#### Task to complete
Exactly as written, retype the listing below, omitting the pictures.
++++++++++++++++++++
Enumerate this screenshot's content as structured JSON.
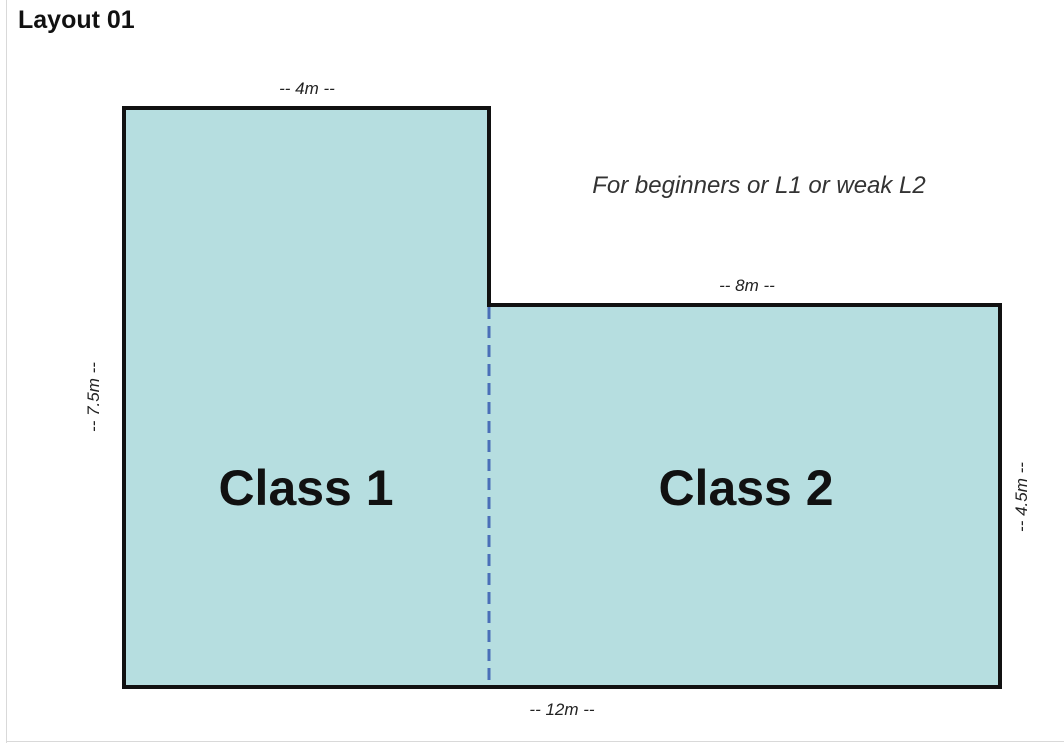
{
  "title": "Layout 01",
  "note": "For beginners or L1 or weak L2",
  "rooms": [
    {
      "label": "Class 1"
    },
    {
      "label": "Class 2"
    }
  ],
  "dimensions": {
    "top_left_width": "-- 4m --",
    "right_top_width": "-- 8m --",
    "left_height": "-- 7.5m --",
    "right_height": "-- 4.5m --",
    "bottom_width": "-- 12m --"
  },
  "colors": {
    "room_fill": "#b6dee0",
    "outline": "#111111",
    "divider": "#4a6fb8"
  }
}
++++++++++++++++++++
#### Solution
Enumerate this screenshot's content as structured JSON.
{
  "title": "Layout 01",
  "note": "For beginners or L1 or weak L2",
  "rooms": [
    {
      "label": "Class 1"
    },
    {
      "label": "Class 2"
    }
  ],
  "dimensions": {
    "top_left_width": "-- 4m --",
    "right_top_width": "-- 8m --",
    "left_height": "-- 7.5m --",
    "right_height": "-- 4.5m --",
    "bottom_width": "-- 12m --"
  },
  "colors": {
    "room_fill": "#b6dee0",
    "outline": "#111111",
    "divider": "#4a6fb8"
  }
}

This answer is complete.